Requirement: Transcribe all of the material exactly.

Exercise material:
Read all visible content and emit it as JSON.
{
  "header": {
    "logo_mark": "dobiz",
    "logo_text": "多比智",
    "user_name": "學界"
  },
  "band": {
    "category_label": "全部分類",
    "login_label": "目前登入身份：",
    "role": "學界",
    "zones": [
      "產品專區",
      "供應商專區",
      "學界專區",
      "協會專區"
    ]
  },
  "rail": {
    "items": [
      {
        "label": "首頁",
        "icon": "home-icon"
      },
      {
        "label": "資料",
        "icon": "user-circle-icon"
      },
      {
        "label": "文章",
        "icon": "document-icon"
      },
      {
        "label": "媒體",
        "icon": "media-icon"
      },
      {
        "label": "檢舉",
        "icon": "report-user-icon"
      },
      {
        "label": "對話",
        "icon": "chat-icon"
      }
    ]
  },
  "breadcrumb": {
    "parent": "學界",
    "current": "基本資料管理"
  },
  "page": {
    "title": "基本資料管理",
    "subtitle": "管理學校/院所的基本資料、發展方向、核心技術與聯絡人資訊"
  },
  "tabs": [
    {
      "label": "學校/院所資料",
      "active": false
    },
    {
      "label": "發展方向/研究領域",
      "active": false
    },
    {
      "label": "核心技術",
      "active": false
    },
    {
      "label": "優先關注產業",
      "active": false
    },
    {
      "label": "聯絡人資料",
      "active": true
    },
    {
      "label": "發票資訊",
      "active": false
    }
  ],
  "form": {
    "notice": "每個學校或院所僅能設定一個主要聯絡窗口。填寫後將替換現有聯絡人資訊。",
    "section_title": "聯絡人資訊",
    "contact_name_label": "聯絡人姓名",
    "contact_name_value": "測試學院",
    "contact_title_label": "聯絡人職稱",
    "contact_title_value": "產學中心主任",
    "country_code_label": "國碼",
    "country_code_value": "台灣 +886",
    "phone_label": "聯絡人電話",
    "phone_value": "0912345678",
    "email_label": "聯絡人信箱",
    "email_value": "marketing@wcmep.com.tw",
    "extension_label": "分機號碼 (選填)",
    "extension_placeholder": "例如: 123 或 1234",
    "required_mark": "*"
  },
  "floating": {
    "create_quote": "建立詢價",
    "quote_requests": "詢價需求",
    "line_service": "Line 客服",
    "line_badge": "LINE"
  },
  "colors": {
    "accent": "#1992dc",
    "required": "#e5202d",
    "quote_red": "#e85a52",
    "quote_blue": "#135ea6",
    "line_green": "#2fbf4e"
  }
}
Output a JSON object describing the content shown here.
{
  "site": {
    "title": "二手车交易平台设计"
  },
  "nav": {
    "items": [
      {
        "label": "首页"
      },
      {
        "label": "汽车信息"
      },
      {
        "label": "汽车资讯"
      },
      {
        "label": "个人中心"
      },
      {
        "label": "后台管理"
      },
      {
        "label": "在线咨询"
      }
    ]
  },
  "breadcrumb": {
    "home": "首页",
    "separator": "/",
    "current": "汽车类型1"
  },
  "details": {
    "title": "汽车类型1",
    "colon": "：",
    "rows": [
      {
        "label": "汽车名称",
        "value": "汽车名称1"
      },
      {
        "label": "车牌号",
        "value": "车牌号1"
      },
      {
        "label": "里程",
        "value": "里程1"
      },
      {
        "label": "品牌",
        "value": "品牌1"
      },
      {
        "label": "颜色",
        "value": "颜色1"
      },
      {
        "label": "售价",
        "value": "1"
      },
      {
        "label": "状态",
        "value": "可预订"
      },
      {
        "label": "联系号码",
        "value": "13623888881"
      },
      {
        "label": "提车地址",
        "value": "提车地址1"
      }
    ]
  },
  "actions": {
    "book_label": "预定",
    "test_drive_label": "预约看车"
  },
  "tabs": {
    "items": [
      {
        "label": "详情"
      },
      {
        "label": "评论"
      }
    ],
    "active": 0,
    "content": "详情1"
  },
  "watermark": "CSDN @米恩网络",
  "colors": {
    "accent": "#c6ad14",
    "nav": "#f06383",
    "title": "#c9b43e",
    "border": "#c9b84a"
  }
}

The output:
Read all visible content and emit it as JSON.
{
  "header": {
    "logo_mark": "dobiz",
    "logo_text": "多比智",
    "user_name": "學界"
  },
  "band": {
    "category_label": "全部分類",
    "login_label": "目前登入身份：",
    "role": "學界",
    "zones": [
      "產品專區",
      "供應商專區",
      "學界專區",
      "協會專區"
    ]
  },
  "rail": {
    "items": [
      {
        "label": "首頁",
        "icon": "home-icon"
      },
      {
        "label": "資料",
        "icon": "user-circle-icon"
      },
      {
        "label": "文章",
        "icon": "document-icon"
      },
      {
        "label": "媒體",
        "icon": "media-icon"
      },
      {
        "label": "檢舉",
        "icon": "report-user-icon"
      },
      {
        "label": "對話",
        "icon": "chat-icon"
      }
    ]
  },
  "breadcrumb": {
    "parent": "學界",
    "current": "基本資料管理"
  },
  "page": {
    "title": "基本資料管理",
    "subtitle": "管理學校/院所的基本資料、發展方向、核心技術與聯絡人資訊"
  },
  "tabs": [
    {
      "label": "學校/院所資料",
      "active": false
    },
    {
      "label": "發展方向/研究領域",
      "active": false
    },
    {
      "label": "核心技術",
      "active": false
    },
    {
      "label": "優先關注產業",
      "active": false
    },
    {
      "label": "聯絡人資料",
      "active": true
    },
    {
      "label": "發票資訊",
      "active": false
    }
  ],
  "form": {
    "notice": "每個學校或院所僅能設定一個主要聯絡窗口。填寫後將替換現有聯絡人資訊。",
    "section_title": "聯絡人資訊",
    "contact_name_label": "聯絡人姓名",
    "contact_name_value": "測試學院",
    "contact_title_label": "聯絡人職稱",
    "contact_title_value": "產學中心主任",
    "country_code_label": "國碼",
    "country_code_value": "台灣 +886",
    "phone_label": "聯絡人電話",
    "phone_value": "0912345678",
    "email_label": "聯絡人信箱",
    "email_value": "marketing@wcmep.com.tw",
    "extension_label": "分機號碼 (選填)",
    "extension_placeholder": "例如: 123 或 1234",
    "required_mark": "*"
  },
  "floating": {
    "create_quote": "建立詢價",
    "quote_requests": "詢價需求",
    "line_service": "Line 客服",
    "line_badge": "LINE"
  },
  "colors": {
    "accent": "#1992dc",
    "required": "#e5202d",
    "quote_red": "#e85a52",
    "quote_blue": "#135ea6",
    "line_green": "#2fbf4e"
  }
}
Output a JSON object describing the content shown here.
{
  "site": {
    "title": "二手车交易平台设计"
  },
  "nav": {
    "items": [
      {
        "label": "首页"
      },
      {
        "label": "汽车信息"
      },
      {
        "label": "汽车资讯"
      },
      {
        "label": "个人中心"
      },
      {
        "label": "后台管理"
      },
      {
        "label": "在线咨询"
      }
    ]
  },
  "breadcrumb": {
    "home": "首页",
    "separator": "/",
    "current": "汽车类型1"
  },
  "details": {
    "title": "汽车类型1",
    "colon": "：",
    "rows": [
      {
        "label": "汽车名称",
        "value": "汽车名称1"
      },
      {
        "label": "车牌号",
        "value": "车牌号1"
      },
      {
        "label": "里程",
        "value": "里程1"
      },
      {
        "label": "品牌",
        "value": "品牌1"
      },
      {
        "label": "颜色",
        "value": "颜色1"
      },
      {
        "label": "售价",
        "value": "1"
      },
      {
        "label": "状态",
        "value": "可预订"
      },
      {
        "label": "联系号码",
        "value": "13623888881"
      },
      {
        "label": "提车地址",
        "value": "提车地址1"
      }
    ]
  },
  "actions": {
    "book_label": "预定",
    "test_drive_label": "预约看车"
  },
  "tabs": {
    "items": [
      {
        "label": "详情"
      },
      {
        "label": "评论"
      }
    ],
    "active": 0,
    "content": "详情1"
  },
  "watermark": "CSDN @米恩网络",
  "colors": {
    "accent": "#c6ad14",
    "nav": "#f06383",
    "title": "#c9b43e",
    "border": "#c9b84a"
  }
}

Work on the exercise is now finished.